TASK TO CARRY OUT: Recast every line of the items below as a numbered list, skipping blank lines and leaving the pictures out.

DATASET ENTRIES:
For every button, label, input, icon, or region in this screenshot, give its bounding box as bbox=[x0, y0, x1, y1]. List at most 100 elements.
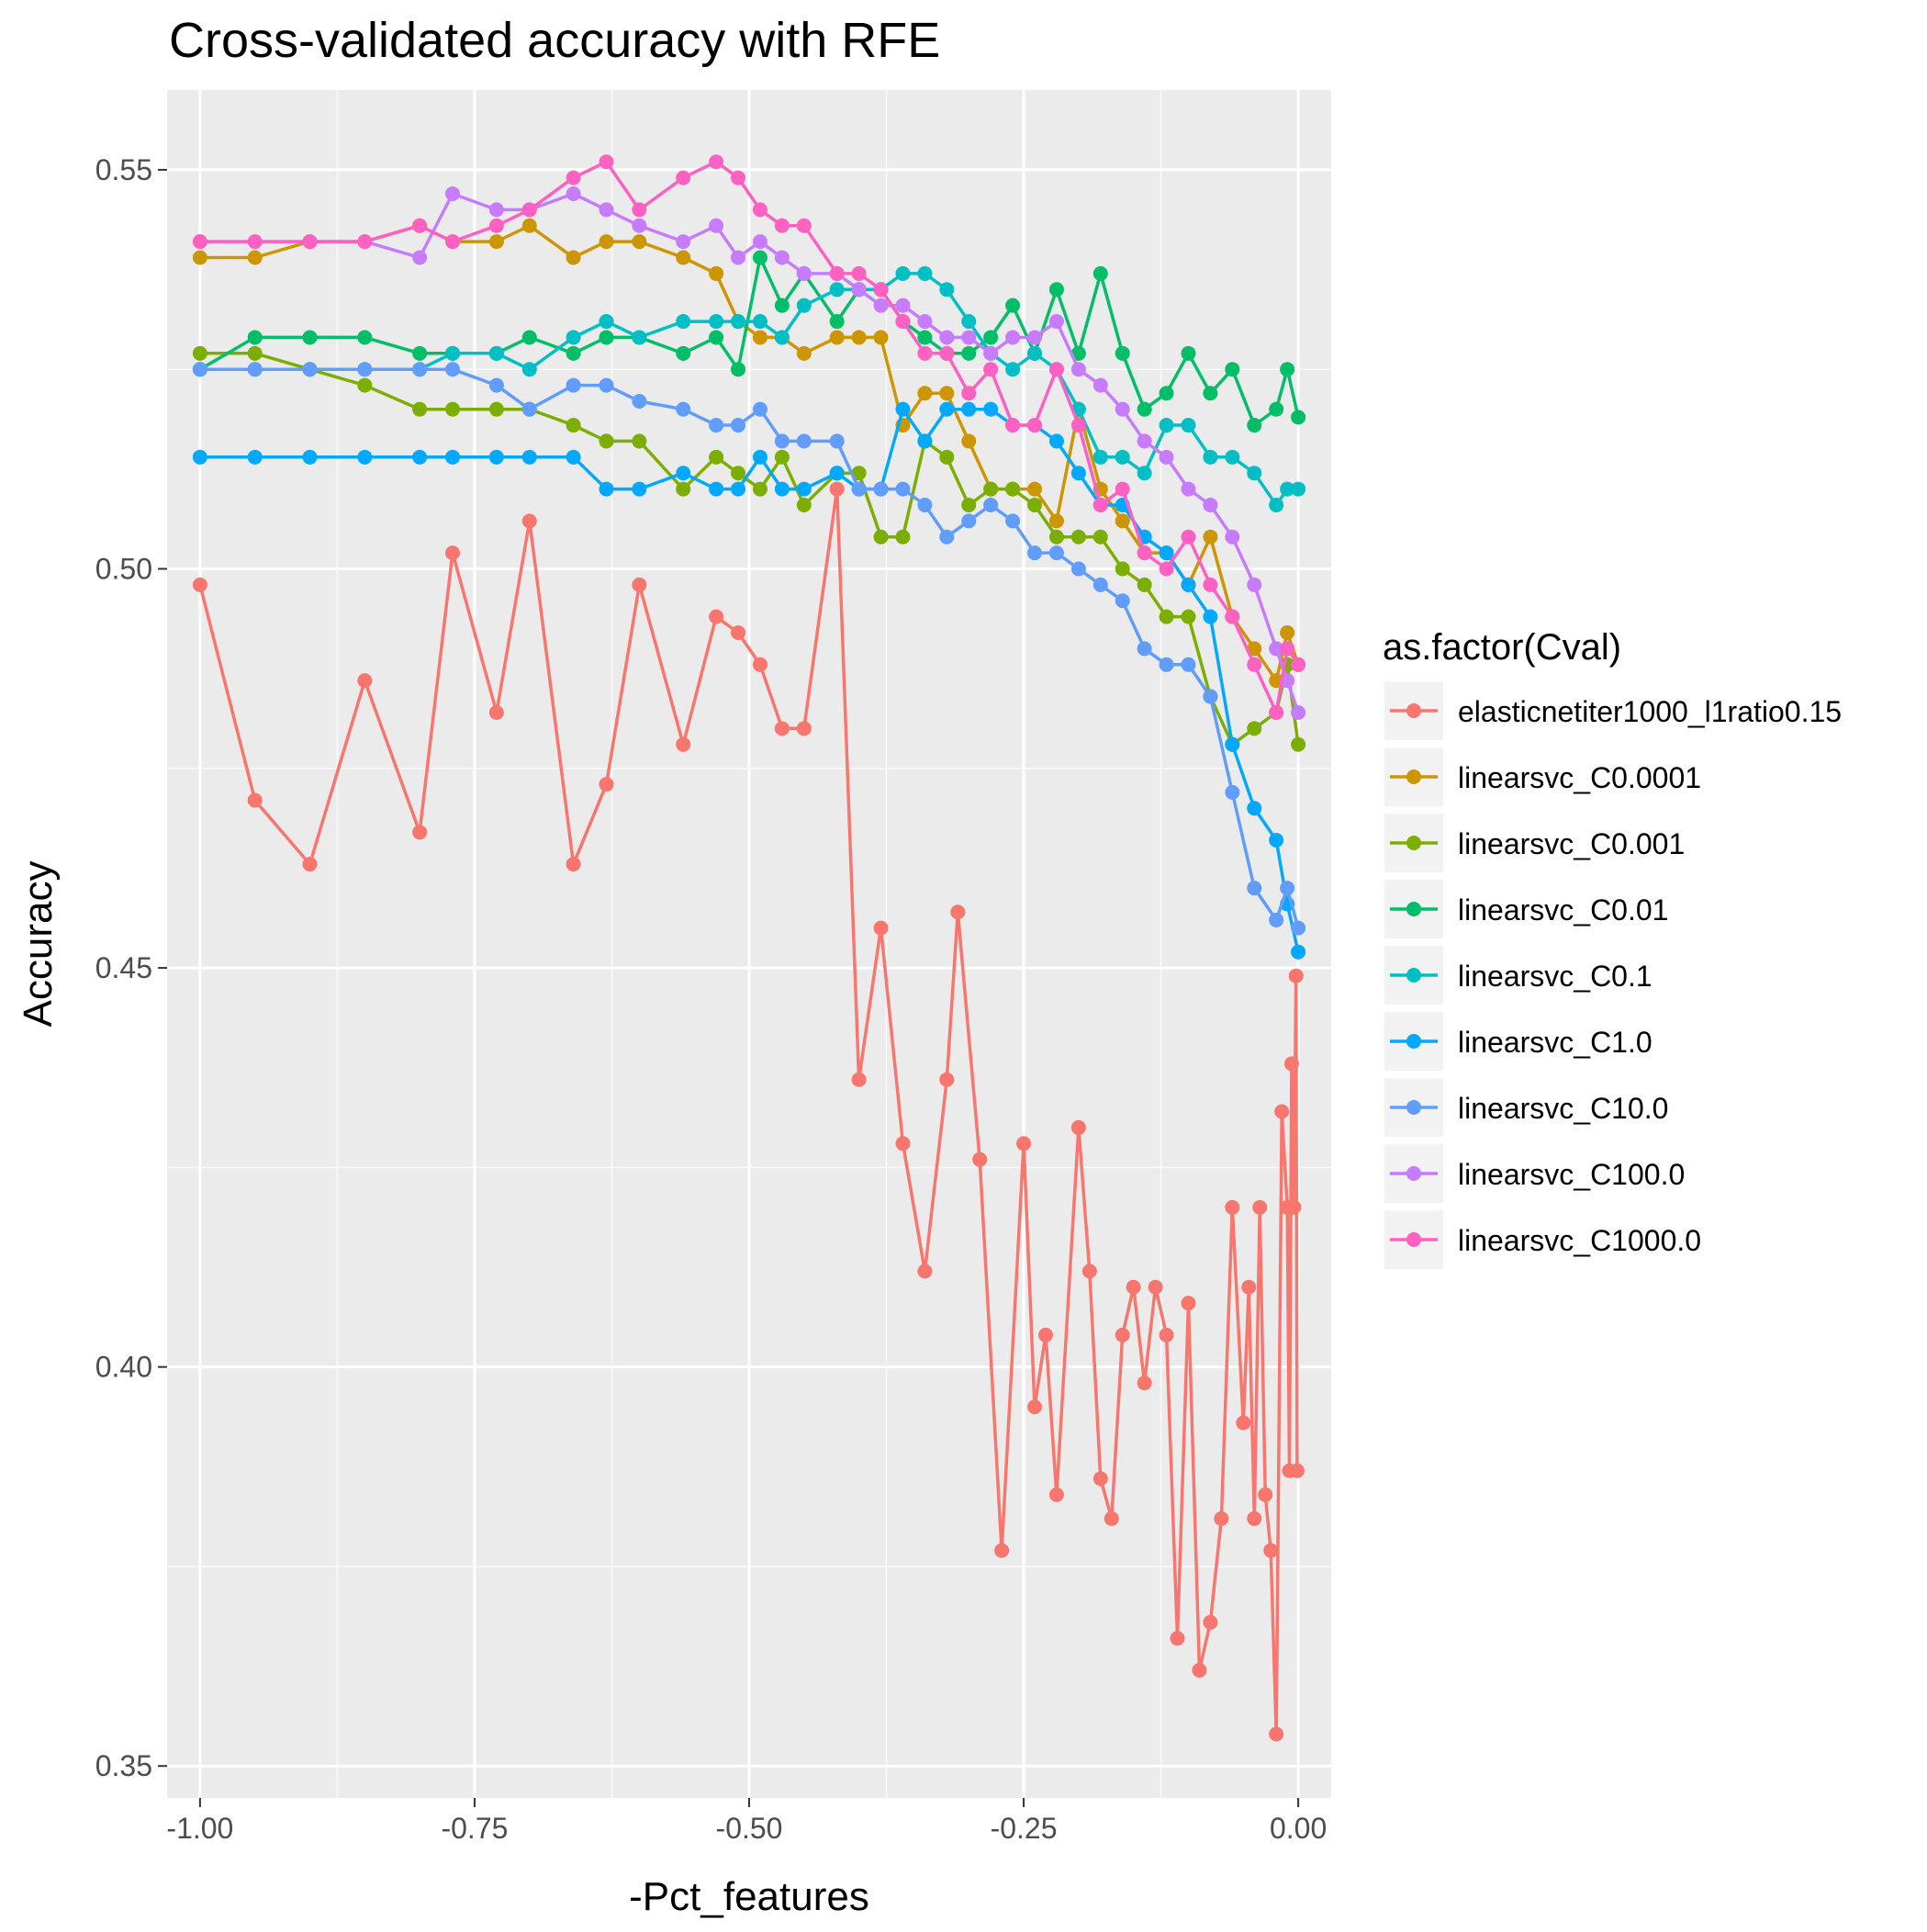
data-point bbox=[829, 330, 845, 345]
data-point bbox=[983, 345, 999, 361]
series-linearsvc_C10.0 bbox=[192, 362, 1306, 936]
data-point bbox=[1181, 657, 1196, 672]
legend-key-point bbox=[1406, 836, 1421, 850]
legend-label: linearsvc_C0.01 bbox=[1458, 893, 1668, 927]
data-point bbox=[774, 449, 790, 465]
data-point bbox=[851, 1072, 867, 1087]
data-point bbox=[939, 386, 955, 401]
data-point bbox=[521, 401, 537, 417]
data-point bbox=[917, 345, 933, 361]
data-point bbox=[1247, 577, 1262, 592]
data-point bbox=[488, 377, 504, 393]
data-point bbox=[247, 449, 263, 465]
data-point bbox=[412, 218, 428, 233]
data-point bbox=[1247, 721, 1262, 736]
data-point bbox=[961, 314, 977, 330]
data-point bbox=[1005, 418, 1021, 433]
data-point bbox=[731, 362, 746, 377]
data-point bbox=[873, 529, 889, 545]
data-point bbox=[731, 625, 746, 641]
data-point bbox=[1092, 1471, 1108, 1487]
data-point bbox=[1137, 545, 1152, 561]
data-point bbox=[1137, 466, 1152, 481]
data-point bbox=[983, 497, 999, 512]
data-point bbox=[895, 529, 911, 545]
data-point bbox=[1247, 641, 1262, 657]
data-point bbox=[1225, 449, 1240, 465]
data-point bbox=[895, 401, 911, 417]
data-point bbox=[774, 250, 790, 265]
data-point bbox=[752, 481, 767, 497]
data-point bbox=[599, 234, 614, 250]
data-point bbox=[917, 386, 933, 401]
data-point bbox=[1236, 1415, 1251, 1431]
data-point bbox=[1291, 944, 1306, 960]
data-point bbox=[994, 1543, 1010, 1558]
data-point bbox=[1070, 345, 1086, 361]
data-point bbox=[983, 481, 999, 497]
data-point bbox=[709, 265, 724, 281]
data-point bbox=[445, 401, 461, 417]
data-point bbox=[599, 481, 614, 497]
data-point bbox=[895, 265, 911, 281]
x-tick-label: 0.00 bbox=[1270, 1812, 1327, 1845]
data-point bbox=[445, 449, 461, 465]
data-point bbox=[1115, 449, 1130, 465]
legend-title: as.factor(Cval) bbox=[1383, 627, 1621, 668]
data-point bbox=[829, 265, 845, 281]
data-point bbox=[302, 857, 318, 872]
data-point bbox=[1092, 577, 1108, 592]
data-point bbox=[357, 362, 373, 377]
legend-label: linearsvc_C100.0 bbox=[1458, 1158, 1685, 1191]
data-point bbox=[192, 345, 207, 361]
data-point bbox=[829, 314, 845, 330]
data-point bbox=[796, 218, 812, 233]
data-point bbox=[1027, 330, 1043, 345]
data-point bbox=[247, 250, 263, 265]
data-point bbox=[357, 673, 373, 689]
data-point bbox=[731, 481, 746, 497]
data-point bbox=[632, 433, 647, 449]
data-point bbox=[1280, 362, 1295, 377]
data-point bbox=[1181, 577, 1196, 592]
data-point bbox=[939, 345, 955, 361]
data-point bbox=[774, 330, 790, 345]
legend-label: linearsvc_C10.0 bbox=[1458, 1092, 1668, 1125]
data-point bbox=[1159, 657, 1174, 672]
data-point bbox=[1181, 345, 1196, 361]
data-point bbox=[1181, 418, 1196, 433]
data-point bbox=[1027, 481, 1043, 497]
legend-item: linearsvc_C0.0001 bbox=[1384, 747, 1701, 806]
data-point bbox=[1070, 418, 1086, 433]
data-point bbox=[1005, 481, 1021, 497]
data-point bbox=[1286, 1199, 1302, 1215]
data-point bbox=[851, 282, 867, 298]
data-point bbox=[1289, 1463, 1305, 1478]
data-point bbox=[731, 314, 746, 330]
legend: as.factor(Cval) elasticnetiter1000_l1rat… bbox=[1383, 627, 1842, 1269]
data-point bbox=[829, 282, 845, 298]
data-point bbox=[1126, 1279, 1141, 1295]
data-point bbox=[917, 265, 933, 281]
data-point bbox=[1269, 704, 1284, 720]
data-point bbox=[895, 481, 911, 497]
data-point bbox=[1269, 497, 1284, 512]
data-point bbox=[1247, 881, 1262, 896]
data-point bbox=[709, 449, 724, 465]
data-point bbox=[1159, 561, 1174, 577]
data-point bbox=[1225, 736, 1240, 752]
data-point bbox=[774, 433, 790, 449]
data-point bbox=[1291, 736, 1306, 752]
series-elasticnetiter1000_l1ratio0.15 bbox=[192, 481, 1305, 1742]
data-point bbox=[1203, 689, 1218, 704]
data-point bbox=[357, 234, 373, 250]
data-point bbox=[1247, 418, 1262, 433]
data-point bbox=[709, 314, 724, 330]
data-point bbox=[939, 449, 955, 465]
data-point bbox=[1283, 1056, 1299, 1072]
data-point bbox=[851, 265, 867, 281]
data-point bbox=[709, 418, 724, 433]
data-point bbox=[357, 330, 373, 345]
data-point bbox=[774, 721, 790, 736]
data-point bbox=[599, 330, 614, 345]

TASK OUTPUT:
1. For every button, label, input, icon, or region in this screenshot, give its bounding box as bbox=[x0, y0, x1, y1]. List at most 100 elements.
2. data-point bbox=[829, 330, 845, 345]
3. data-point bbox=[983, 345, 999, 361]
4. series-linearsvc_C10.0 bbox=[192, 362, 1306, 936]
5. data-point bbox=[1181, 657, 1196, 672]
6. legend-key-point bbox=[1406, 836, 1421, 850]
7. legend-label: linearsvc_C0.01 bbox=[1458, 893, 1668, 927]
8. data-point bbox=[774, 449, 790, 465]
9. data-point bbox=[851, 1072, 867, 1087]
10. data-point bbox=[939, 386, 955, 401]
11. data-point bbox=[521, 401, 537, 417]
12. data-point bbox=[917, 345, 933, 361]
13. data-point bbox=[1247, 577, 1262, 592]
14. data-point bbox=[488, 377, 504, 393]
15. data-point bbox=[247, 449, 263, 465]
16. data-point bbox=[412, 218, 428, 233]
17. data-point bbox=[1247, 721, 1262, 736]
18. data-point bbox=[961, 314, 977, 330]
19. data-point bbox=[1005, 418, 1021, 433]
20. data-point bbox=[731, 362, 746, 377]
21. data-point bbox=[873, 529, 889, 545]
22. data-point bbox=[731, 625, 746, 641]
23. data-point bbox=[1092, 1471, 1108, 1487]
24. data-point bbox=[1137, 545, 1152, 561]
25. data-point bbox=[1137, 466, 1152, 481]
26. data-point bbox=[983, 497, 999, 512]
27. data-point bbox=[895, 529, 911, 545]
28. data-point bbox=[1247, 641, 1262, 657]
29. data-point bbox=[1225, 449, 1240, 465]
30. data-point bbox=[895, 401, 911, 417]
31. data-point bbox=[774, 250, 790, 265]
32. data-point bbox=[752, 481, 767, 497]
33. data-point bbox=[599, 234, 614, 250]
34. data-point bbox=[917, 386, 933, 401]
35. data-point bbox=[1236, 1415, 1251, 1431]
36. data-point bbox=[1291, 944, 1306, 960]
37. data-point bbox=[994, 1543, 1010, 1558]
38. data-point bbox=[1070, 345, 1086, 361]
39. data-point bbox=[983, 481, 999, 497]
40. data-point bbox=[709, 265, 724, 281]
41. data-point bbox=[445, 401, 461, 417]
42. data-point bbox=[599, 481, 614, 497]
43. data-point bbox=[895, 265, 911, 281]
44. x-tick-label: 0.00 bbox=[1270, 1812, 1327, 1845]
45. data-point bbox=[445, 449, 461, 465]
46. data-point bbox=[1115, 449, 1130, 465]
47. legend-title: as.factor(Cval) bbox=[1383, 627, 1621, 668]
48. data-point bbox=[829, 265, 845, 281]
49. data-point bbox=[302, 857, 318, 872]
50. data-point bbox=[1092, 577, 1108, 592]
51. data-point bbox=[357, 362, 373, 377]
52. legend-label: linearsvc_C100.0 bbox=[1458, 1158, 1685, 1191]
53. data-point bbox=[192, 345, 207, 361]
54. data-point bbox=[829, 314, 845, 330]
55. data-point bbox=[796, 218, 812, 233]
56. data-point bbox=[1027, 330, 1043, 345]
57. data-point bbox=[247, 250, 263, 265]
58. data-point bbox=[357, 673, 373, 689]
59. data-point bbox=[731, 481, 746, 497]
60. data-point bbox=[632, 433, 647, 449]
61. data-point bbox=[1280, 362, 1295, 377]
62. data-point bbox=[1181, 577, 1196, 592]
63. data-point bbox=[939, 345, 955, 361]
64. data-point bbox=[774, 330, 790, 345]
65. legend-label: linearsvc_C10.0 bbox=[1458, 1092, 1668, 1125]
66. data-point bbox=[1159, 657, 1174, 672]
67. data-point bbox=[1181, 345, 1196, 361]
68. data-point bbox=[1181, 418, 1196, 433]
69. data-point bbox=[1027, 481, 1043, 497]
70. legend-item: linearsvc_C0.0001 bbox=[1384, 747, 1701, 806]
71. data-point bbox=[1070, 418, 1086, 433]
72. data-point bbox=[1005, 481, 1021, 497]
73. data-point bbox=[1286, 1199, 1302, 1215]
74. data-point bbox=[851, 282, 867, 298]
75. data-point bbox=[1289, 1463, 1305, 1478]
76. data-point bbox=[731, 314, 746, 330]
77. legend: as.factor(Cval) elasticnetiter1000_l1rat… bbox=[1383, 627, 1842, 1269]
78. data-point bbox=[829, 282, 845, 298]
79. data-point bbox=[1126, 1279, 1141, 1295]
80. data-point bbox=[917, 265, 933, 281]
81. data-point bbox=[1269, 704, 1284, 720]
82. data-point bbox=[895, 481, 911, 497]
83. data-point bbox=[1269, 497, 1284, 512]
84. data-point bbox=[1247, 881, 1262, 896]
85. data-point bbox=[709, 449, 724, 465]
86. data-point bbox=[1159, 561, 1174, 577]
87. data-point bbox=[1225, 736, 1240, 752]
88. data-point bbox=[774, 433, 790, 449]
89. data-point bbox=[1291, 736, 1306, 752]
90. series-elasticnetiter1000_l1ratio0.15 bbox=[192, 481, 1305, 1742]
91. data-point bbox=[1203, 689, 1218, 704]
92. data-point bbox=[357, 234, 373, 250]
93. data-point bbox=[1247, 418, 1262, 433]
94. data-point bbox=[709, 314, 724, 330]
95. data-point bbox=[939, 449, 955, 465]
96. data-point bbox=[1283, 1056, 1299, 1072]
97. data-point bbox=[851, 265, 867, 281]
98. data-point bbox=[709, 418, 724, 433]
99. data-point bbox=[357, 330, 373, 345]
100. data-point bbox=[774, 721, 790, 736]
101. data-point bbox=[599, 330, 614, 345]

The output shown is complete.